_What you will do_
Every line holding the string "argomento" should be gathered.

═════ Record list

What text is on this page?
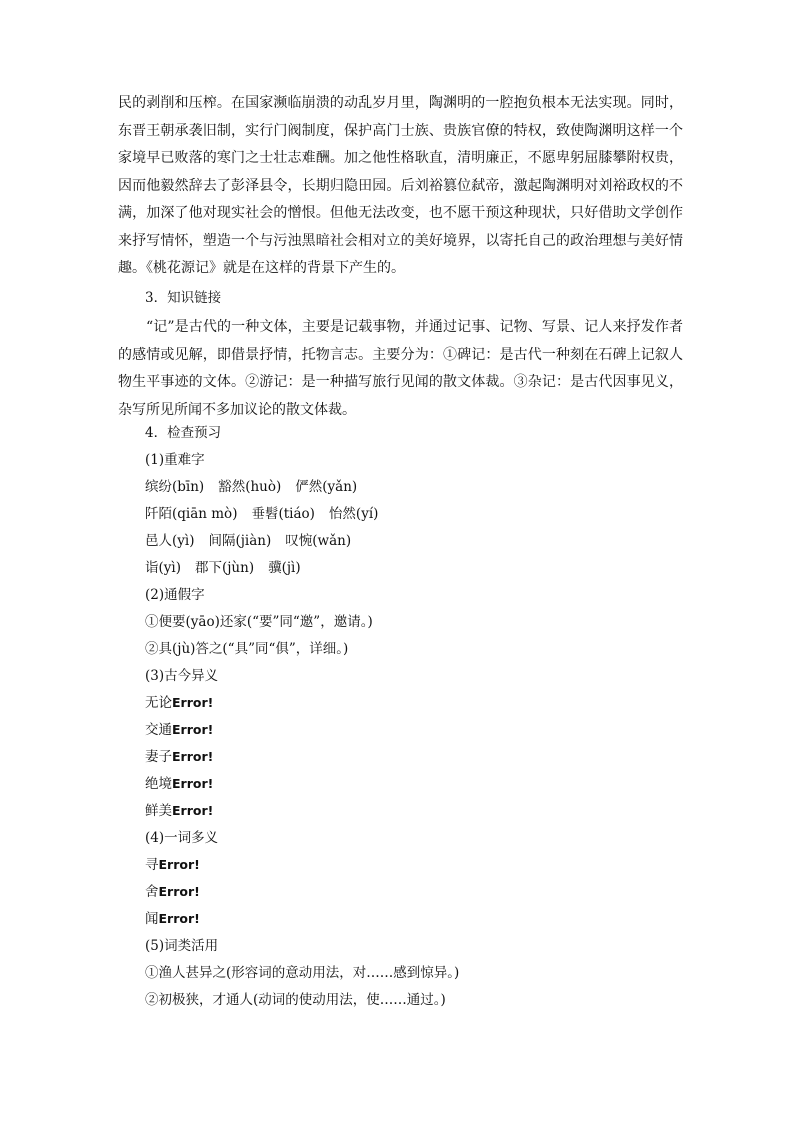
民的剥削和压榨。在国家濒临崩溃的动乱岁月里，陶渊明的一腔抱负根本无法实现。同时，东晋王朝承袭旧制，实行门阀制度，保护高门士族、贵族官僚的特权，致使陶渊明这样一个家境早已败落的寒门之士壮志难酬。加之他性格耿直，清明廉正，不愿卑躬屈膝攀附权贵，因而他毅然辞去了彭泽县令，长期归隐田园。后刘裕篡位弑帝，激起陶渊明对刘裕政权的不满，加深了他对现实社会的憎恨。但他无法改变，也不愿干预这种现状，只好借助文学创作来抒写情怀，塑造一个与污浊黑暗社会相对立的美好境界，以寄托自己的政治理想与美好情趣。《桃花源记》就是在这样的背景下产生的。
3．知识链接
“记”是古代的一种文体，主要是记载事物，并通过记事、记物、写景、记人来抒发作者的感情或见解，即借景抒情，托物言志。主要分为：①碑记：是古代一种刻在石碑上记叙人物生平事迹的文体。②游记：是一种描写旅行见闻的散文体裁。③杂记：是古代因事见义，杂写所见所闻不多加议论的散文体裁。
4．检查预习
(1)重难字
缤纷(bīn) 豁然(huò) 俨然(yǎn)
阡陌(qiān mò) 垂髫(tiáo) 怡然(yí)
邑人(yì) 间隔(jiàn) 叹惋(wǎn)
诣(yì) 郡下(jùn) 骥(jì)
(2)通假字
①便要(yāo)还家(“要”同“邀”，邀请。)
②具(jù)答之(“具”同“俱”，详细。)
(3)古今异义
无论Error!
交通Error!
妻子Error!
绝境Error!
鲜美Error!
(4)一词多义
寻Error!
舍Error!
闻Error!
(5)词类活用
①渔人甚异之(形容词的意动用法，对……感到惊异。)
②初极狭，才通人(动词的使动用法，使……通过。)
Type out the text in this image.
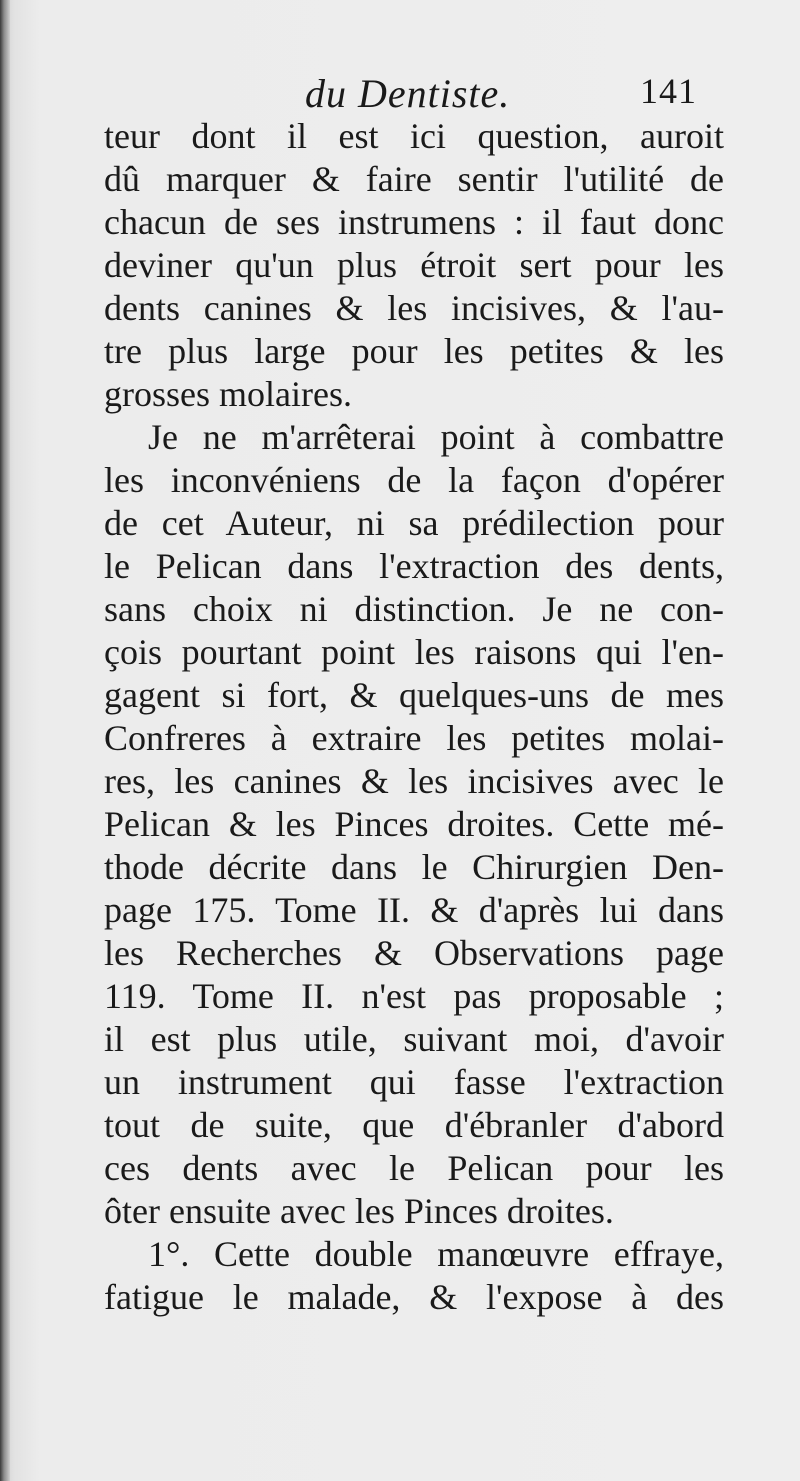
du Dentiste.	141
teur dont il est ici question, auroit
dû marquer & faire sentir l'utilité de
chacun de ses instrumens : il faut donc
deviner qu'un plus étroit sert pour les
dents canines & les incisives, & l'au-
tre plus large pour les petites & les
grosses molaires.
Je ne m'arrêterai point à combattre
les inconvéniens de la façon d'opérer
de cet Auteur, ni sa prédilection pour
le Pelican dans l'extraction des dents,
sans choix ni distinction. Je ne con-
çois pourtant point les raisons qui l'en-
gagent si fort, & quelques-uns de mes
Confreres à extraire les petites molai-
res, les canines & les incisives avec le
Pelican & les Pinces droites. Cette mé-
thode décrite dans le Chirurgien Den-
page 175. Tome II. & d'après lui dans
les Recherches & Observations page
119. Tome II. n'est pas proposable ;
il est plus utile, suivant moi, d'avoir
un instrument qui fasse l'extraction
tout de suite, que d'ébranler d'abord
ces dents avec le Pelican pour les
ôter ensuite avec les Pinces droites.
1°. Cette double manœuvre effraye,
fatigue le malade, & l'expose à des
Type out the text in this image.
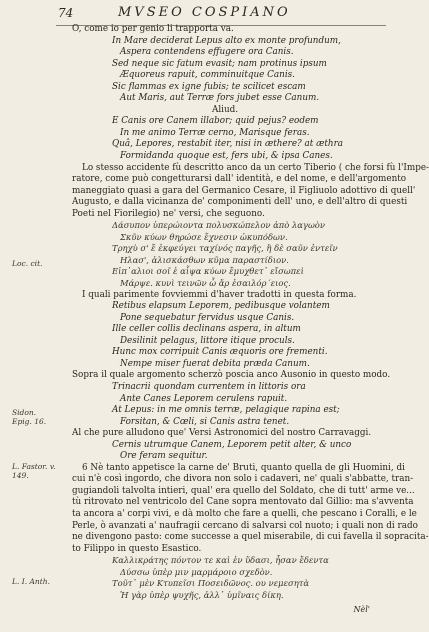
74	MVSEO COSPIANO
Loc. cit.
Sidon. Epig. 16.
L. Fastor. v. 149.
L. I. Anth.
O, come io per genio li trapporta va.
In Mare deciderat Lepus alto ex monte profundum,
Aspera contendens effugere ora Canis.
Sed neque sic fatum evasit; nam protinus ipsum
Æquoreus rapuit, comminuitque Canis.
Sic flammas ex igne fubis; te scilicet escam
Aut Maris, aut Terræ fors jubet esse Canum.
Aliud.
E Canis ore Canem illabor; quid pejus? eodem
In me animo Terræ cerno, Marisque feras.
Quâ, Lepores, restabit iter, nisi in æthere? at æthra
Formidanda quoque est, fers ubi, & ipsa Canes.
Lo stesso accidente fù descritto anco da un certo Tiberio ( che forsi fù l'Impe-
ratore, come può congetturarsi dall' identità, e del nome, e dell'argomento
maneggiato quasi a gara del Germanico Cesare, il Figliuolo adottivo di quell'
Augusto, e dalla vicinanza de' componimenti dell' uno, e dell'altro di questi
Poeti nel Fiorilegio) ne' versi, che seguono.
Δάσυπον ὑπερώιοντα πολυσκώπελον ἀπὸ λαγωὸν
Σκῦν κύων θηρώσε ἔχνεσιν ὠκυπόδων.
Τρηχὺ σ' ἔ ἐκφεύγει ταχίνός παγῆς, ἢ δὲ σαῦν ἐντεῖν
Ηλασ', ἁλισκάσθων κῦμα παραστίδιον.
Εἰπ᾿αλιοι σοῖ ἐ αἶψα κύων ἔμυχθετ᾿ εἴσωπεὶ
Μάρψε. κυνὶ τεινῶν ὦ ἄρ ἐσαιλόρ΄ειος.
I quali parimente fovviemmi d'haver tradotti in questa forma.
Retibus elapsum Leporem, pedibusque volantem
Pone sequebatur fervidus usque Canis.
Ille celler collis declinans aspera, in altum
Desilinit pelagus, littore itique proculs.
Hunc mox corripuit Canis æquoris ore frementi.
Nempe miser fuerat debita præda Canum.
Sopra il quale argomento scherzò poscia anco Ausonio in questo modo.
Trinacrii quondam currentem in littoris ora
Ante Canes Leporem cerulens rapuit.
At Lepus: in me omnis terræ, pelagique rapina est;
Forsitan, & Cœli, si Canis astra tenet.
Al che pure alludono que' Versi Astronomici del nostro Carravaggi.
Cernis utrumque Canem, Leporem petit alter, & unco
Ore feram sequitur.
6 Nè tanto appetisce la carne de' Bruti, quanto quella de gli Huomini, di
cui n'è così ingordo, che divora non solo i cadaveri, ne' quali s'abbatte, tran-
gugiandoli talvolta intieri, qual' era quello del Soldato, che di tutt' arme ve...
tù ritrovato nel ventricolo del Cane sopra mentovato dal Gillio: ma s'avventa
ta ancora a' corpi vivi, e dà molto che fare a quelli, che pescano i Coralli, e le
Perle, ò avanzati a' naufragii cercano di salvarsi col nuoto; i quali non di rado
ne divengono pasto: come successe a quel miserabile, di cui favella il sopracita-
to Filippo in questo Esastico.
Καλλικράτης πόντον τε καὶ ἐν ὕδασι, ἦσαν ἔδεντα
Δύσσω ὑπὲρ μιν μαρμάροιο σχεδὸν.
Τοῦτ᾽ μὲν Κτυπεῖσι Ποσειδῶνος. ου νεμεσητὰ
Ἠ γὰρ ὑπὲρ ψυχῆς, ἀλλ᾿ ὑμῖναις δίκη.
Nèl'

══════════

_Task solution_
ratore, come può congetturarsi dall' identità, e del nome, e dell'argomento
Sopra il quale argomento scherzò poscia anco Ausonio in questo modo.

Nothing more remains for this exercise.